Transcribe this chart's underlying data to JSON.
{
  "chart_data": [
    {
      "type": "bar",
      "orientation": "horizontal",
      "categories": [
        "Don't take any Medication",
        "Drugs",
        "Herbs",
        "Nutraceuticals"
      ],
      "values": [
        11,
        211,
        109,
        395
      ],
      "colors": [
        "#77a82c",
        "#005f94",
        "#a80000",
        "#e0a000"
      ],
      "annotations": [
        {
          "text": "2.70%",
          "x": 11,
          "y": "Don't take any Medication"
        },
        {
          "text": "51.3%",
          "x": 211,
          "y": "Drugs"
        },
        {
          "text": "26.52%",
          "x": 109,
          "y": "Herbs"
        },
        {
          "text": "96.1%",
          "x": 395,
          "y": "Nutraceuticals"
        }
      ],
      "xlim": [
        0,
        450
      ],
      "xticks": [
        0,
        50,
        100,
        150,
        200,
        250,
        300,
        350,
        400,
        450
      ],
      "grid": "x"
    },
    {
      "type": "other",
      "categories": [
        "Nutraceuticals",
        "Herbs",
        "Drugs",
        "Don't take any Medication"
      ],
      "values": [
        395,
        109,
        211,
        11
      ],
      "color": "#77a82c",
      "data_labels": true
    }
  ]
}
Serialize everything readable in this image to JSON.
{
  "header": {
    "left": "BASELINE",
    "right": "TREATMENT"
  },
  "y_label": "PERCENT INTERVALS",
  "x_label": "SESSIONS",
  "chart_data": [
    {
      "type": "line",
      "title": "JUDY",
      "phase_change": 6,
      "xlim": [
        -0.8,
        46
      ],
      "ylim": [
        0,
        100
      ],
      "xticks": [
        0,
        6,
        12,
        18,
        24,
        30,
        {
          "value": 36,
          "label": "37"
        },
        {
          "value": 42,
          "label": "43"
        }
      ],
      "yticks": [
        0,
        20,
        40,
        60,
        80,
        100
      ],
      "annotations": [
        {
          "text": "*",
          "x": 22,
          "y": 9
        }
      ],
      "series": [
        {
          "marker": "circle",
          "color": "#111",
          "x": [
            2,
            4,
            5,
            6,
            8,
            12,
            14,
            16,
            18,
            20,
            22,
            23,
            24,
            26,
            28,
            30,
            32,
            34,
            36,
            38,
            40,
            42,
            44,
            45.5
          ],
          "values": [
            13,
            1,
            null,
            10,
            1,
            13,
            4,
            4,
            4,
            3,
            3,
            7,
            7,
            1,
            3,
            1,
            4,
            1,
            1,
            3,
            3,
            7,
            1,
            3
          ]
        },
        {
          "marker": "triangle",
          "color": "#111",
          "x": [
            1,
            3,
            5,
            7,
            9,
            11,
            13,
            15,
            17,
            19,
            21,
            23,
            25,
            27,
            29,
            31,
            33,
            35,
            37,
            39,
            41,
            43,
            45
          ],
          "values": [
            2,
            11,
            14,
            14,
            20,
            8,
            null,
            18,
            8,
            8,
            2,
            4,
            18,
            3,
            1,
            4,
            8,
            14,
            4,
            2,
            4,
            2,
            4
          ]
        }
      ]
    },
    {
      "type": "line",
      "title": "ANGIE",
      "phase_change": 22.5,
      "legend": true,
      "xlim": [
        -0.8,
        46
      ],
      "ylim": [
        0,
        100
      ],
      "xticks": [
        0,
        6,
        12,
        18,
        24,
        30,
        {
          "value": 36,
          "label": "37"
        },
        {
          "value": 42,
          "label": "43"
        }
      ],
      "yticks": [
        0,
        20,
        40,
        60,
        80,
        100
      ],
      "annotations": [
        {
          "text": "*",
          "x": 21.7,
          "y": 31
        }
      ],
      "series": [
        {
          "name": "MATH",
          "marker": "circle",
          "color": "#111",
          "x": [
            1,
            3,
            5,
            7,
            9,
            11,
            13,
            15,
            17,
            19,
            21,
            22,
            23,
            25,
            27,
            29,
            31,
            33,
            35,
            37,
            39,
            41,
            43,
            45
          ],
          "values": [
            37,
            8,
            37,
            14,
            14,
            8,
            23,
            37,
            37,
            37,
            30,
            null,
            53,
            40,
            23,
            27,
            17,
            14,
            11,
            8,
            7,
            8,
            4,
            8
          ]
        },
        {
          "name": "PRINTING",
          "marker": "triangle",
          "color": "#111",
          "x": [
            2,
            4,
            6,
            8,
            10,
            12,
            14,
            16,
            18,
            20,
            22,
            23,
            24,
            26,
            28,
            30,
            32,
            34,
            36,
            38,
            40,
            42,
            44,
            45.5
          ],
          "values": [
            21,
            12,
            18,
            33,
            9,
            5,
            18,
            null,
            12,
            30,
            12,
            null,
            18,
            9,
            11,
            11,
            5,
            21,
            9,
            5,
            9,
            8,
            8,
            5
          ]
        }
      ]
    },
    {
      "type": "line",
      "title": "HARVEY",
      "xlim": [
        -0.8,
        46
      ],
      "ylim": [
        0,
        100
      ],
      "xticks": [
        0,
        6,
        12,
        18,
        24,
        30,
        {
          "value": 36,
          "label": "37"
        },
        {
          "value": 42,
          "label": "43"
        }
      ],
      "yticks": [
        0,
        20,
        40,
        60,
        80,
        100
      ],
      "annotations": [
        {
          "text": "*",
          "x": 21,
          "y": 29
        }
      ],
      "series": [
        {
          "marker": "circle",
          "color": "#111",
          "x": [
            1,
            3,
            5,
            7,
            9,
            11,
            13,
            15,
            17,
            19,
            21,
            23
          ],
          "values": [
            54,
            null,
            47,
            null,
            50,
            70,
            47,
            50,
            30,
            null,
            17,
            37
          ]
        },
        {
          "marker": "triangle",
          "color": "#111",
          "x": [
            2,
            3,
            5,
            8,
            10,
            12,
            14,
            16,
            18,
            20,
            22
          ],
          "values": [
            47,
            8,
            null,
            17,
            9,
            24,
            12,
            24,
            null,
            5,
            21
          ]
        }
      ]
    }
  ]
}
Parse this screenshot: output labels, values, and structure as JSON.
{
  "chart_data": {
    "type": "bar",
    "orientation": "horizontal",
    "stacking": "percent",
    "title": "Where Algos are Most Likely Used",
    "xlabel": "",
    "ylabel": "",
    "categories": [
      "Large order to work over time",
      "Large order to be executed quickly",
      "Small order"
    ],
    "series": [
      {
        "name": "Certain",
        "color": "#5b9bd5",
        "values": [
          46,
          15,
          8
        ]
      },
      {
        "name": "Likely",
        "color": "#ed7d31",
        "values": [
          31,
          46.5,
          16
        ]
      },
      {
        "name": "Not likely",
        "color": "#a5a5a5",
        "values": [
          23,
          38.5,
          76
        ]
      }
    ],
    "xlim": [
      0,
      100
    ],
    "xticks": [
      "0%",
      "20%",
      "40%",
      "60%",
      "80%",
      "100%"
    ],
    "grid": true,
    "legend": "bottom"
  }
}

• TASK GOAL:
Transcribe the material exactly as it reads.

• EXPECTED OUTPUT:
Transcribe this chart's underlying data to JSON.
{
  "chart_data": [
    {
      "type": "bar",
      "orientation": "horizontal",
      "categories": [
        "Don't take any Medication",
        "Drugs",
        "Herbs",
        "Nutraceuticals"
      ],
      "values": [
        11,
        211,
        109,
        395
      ],
      "colors": [
        "#77a82c",
        "#005f94",
        "#a80000",
        "#e0a000"
      ],
      "annotations": [
        {
          "text": "2.70%",
          "x": 11,
          "y": "Don't take any Medication"
        },
        {
          "text": "51.3%",
          "x": 211,
          "y": "Drugs"
        },
        {
          "text": "26.52%",
          "x": 109,
          "y": "Herbs"
        },
        {
          "text": "96.1%",
          "x": 395,
          "y": "Nutraceuticals"
        }
      ],
      "xlim": [
        0,
        450
      ],
      "xticks": [
        0,
        50,
        100,
        150,
        200,
        250,
        300,
        350,
        400,
        450
      ],
      "grid": "x"
    },
    {
      "type": "other",
      "categories": [
        "Nutraceuticals",
        "Herbs",
        "Drugs",
        "Don't take any Medication"
      ],
      "values": [
        395,
        109,
        211,
        11
      ],
      "color": "#77a82c",
      "data_labels": true
    }
  ]
}
Serialize everything readable in this image to JSON.
{
  "header": {
    "left": "BASELINE",
    "right": "TREATMENT"
  },
  "y_label": "PERCENT INTERVALS",
  "x_label": "SESSIONS",
  "chart_data": [
    {
      "type": "line",
      "title": "JUDY",
      "phase_change": 6,
      "xlim": [
        -0.8,
        46
      ],
      "ylim": [
        0,
        100
      ],
      "xticks": [
        0,
        6,
        12,
        18,
        24,
        30,
        {
          "value": 36,
          "label": "37"
        },
        {
          "value": 42,
          "label": "43"
        }
      ],
      "yticks": [
        0,
        20,
        40,
        60,
        80,
        100
      ],
      "annotations": [
        {
          "text": "*",
          "x": 22,
          "y": 9
        }
      ],
      "series": [
        {
          "marker": "circle",
          "color": "#111",
          "x": [
            2,
            4,
            5,
            6,
            8,
            12,
            14,
            16,
            18,
            20,
            22,
            23,
            24,
            26,
            28,
            30,
            32,
            34,
            36,
            38,
            40,
            42,
            44,
            45.5
          ],
          "values": [
            13,
            1,
            null,
            10,
            1,
            13,
            4,
            4,
            4,
            3,
            3,
            7,
            7,
            1,
            3,
            1,
            4,
            1,
            1,
            3,
            3,
            7,
            1,
            3
          ]
        },
        {
          "marker": "triangle",
          "color": "#111",
          "x": [
            1,
            3,
            5,
            7,
            9,
            11,
            13,
            15,
            17,
            19,
            21,
            23,
            25,
            27,
            29,
            31,
            33,
            35,
            37,
            39,
            41,
            43,
            45
          ],
          "values": [
            2,
            11,
            14,
            14,
            20,
            8,
            null,
            18,
            8,
            8,
            2,
            4,
            18,
            3,
            1,
            4,
            8,
            14,
            4,
            2,
            4,
            2,
            4
          ]
        }
      ]
    },
    {
      "type": "line",
      "title": "ANGIE",
      "phase_change": 22.5,
      "legend": true,
      "xlim": [
        -0.8,
        46
      ],
      "ylim": [
        0,
        100
      ],
      "xticks": [
        0,
        6,
        12,
        18,
        24,
        30,
        {
          "value": 36,
          "label": "37"
        },
        {
          "value": 42,
          "label": "43"
        }
      ],
      "yticks": [
        0,
        20,
        40,
        60,
        80,
        100
      ],
      "annotations": [
        {
          "text": "*",
          "x": 21.7,
          "y": 31
        }
      ],
      "series": [
        {
          "name": "MATH",
          "marker": "circle",
          "color": "#111",
          "x": [
            1,
            3,
            5,
            7,
            9,
            11,
            13,
            15,
            17,
            19,
            21,
            22,
            23,
            25,
            27,
            29,
            31,
            33,
            35,
            37,
            39,
            41,
            43,
            45
          ],
          "values": [
            37,
            8,
            37,
            14,
            14,
            8,
            23,
            37,
            37,
            37,
            30,
            null,
            53,
            40,
            23,
            27,
            17,
            14,
            11,
            8,
            7,
            8,
            4,
            8
          ]
        },
        {
          "name": "PRINTING",
          "marker": "triangle",
          "color": "#111",
          "x": [
            2,
            4,
            6,
            8,
            10,
            12,
            14,
            16,
            18,
            20,
            22,
            23,
            24,
            26,
            28,
            30,
            32,
            34,
            36,
            38,
            40,
            42,
            44,
            45.5
          ],
          "values": [
            21,
            12,
            18,
            33,
            9,
            5,
            18,
            null,
            12,
            30,
            12,
            null,
            18,
            9,
            11,
            11,
            5,
            21,
            9,
            5,
            9,
            8,
            8,
            5
          ]
        }
      ]
    },
    {
      "type": "line",
      "title": "HARVEY",
      "xlim": [
        -0.8,
        46
      ],
      "ylim": [
        0,
        100
      ],
      "xticks": [
        0,
        6,
        12,
        18,
        24,
        30,
        {
          "value": 36,
          "label": "37"
        },
        {
          "value": 42,
          "label": "43"
        }
      ],
      "yticks": [
        0,
        20,
        40,
        60,
        80,
        100
      ],
      "annotations": [
        {
          "text": "*",
          "x": 21,
          "y": 29
        }
      ],
      "series": [
        {
          "marker": "circle",
          "color": "#111",
          "x": [
            1,
            3,
            5,
            7,
            9,
            11,
            13,
            15,
            17,
            19,
            21,
            23
          ],
          "values": [
            54,
            null,
            47,
            null,
            50,
            70,
            47,
            50,
            30,
            null,
            17,
            37
          ]
        },
        {
          "marker": "triangle",
          "color": "#111",
          "x": [
            2,
            3,
            5,
            8,
            10,
            12,
            14,
            16,
            18,
            20,
            22
          ],
          "values": [
            47,
            8,
            null,
            17,
            9,
            24,
            12,
            24,
            null,
            5,
            21
          ]
        }
      ]
    }
  ]
}
Parse this screenshot: output labels, values, and structure as JSON.
{
  "chart_data": {
    "type": "bar",
    "orientation": "horizontal",
    "stacking": "percent",
    "title": "Where Algos are Most Likely Used",
    "xlabel": "",
    "ylabel": "",
    "categories": [
      "Large order to work over time",
      "Large order to be executed quickly",
      "Small order"
    ],
    "series": [
      {
        "name": "Certain",
        "color": "#5b9bd5",
        "values": [
          46,
          15,
          8
        ]
      },
      {
        "name": "Likely",
        "color": "#ed7d31",
        "values": [
          31,
          46.5,
          16
        ]
      },
      {
        "name": "Not likely",
        "color": "#a5a5a5",
        "values": [
          23,
          38.5,
          76
        ]
      }
    ],
    "xlim": [
      0,
      100
    ],
    "xticks": [
      "0%",
      "20%",
      "40%",
      "60%",
      "80%",
      "100%"
    ],
    "grid": true,
    "legend": "bottom"
  }
}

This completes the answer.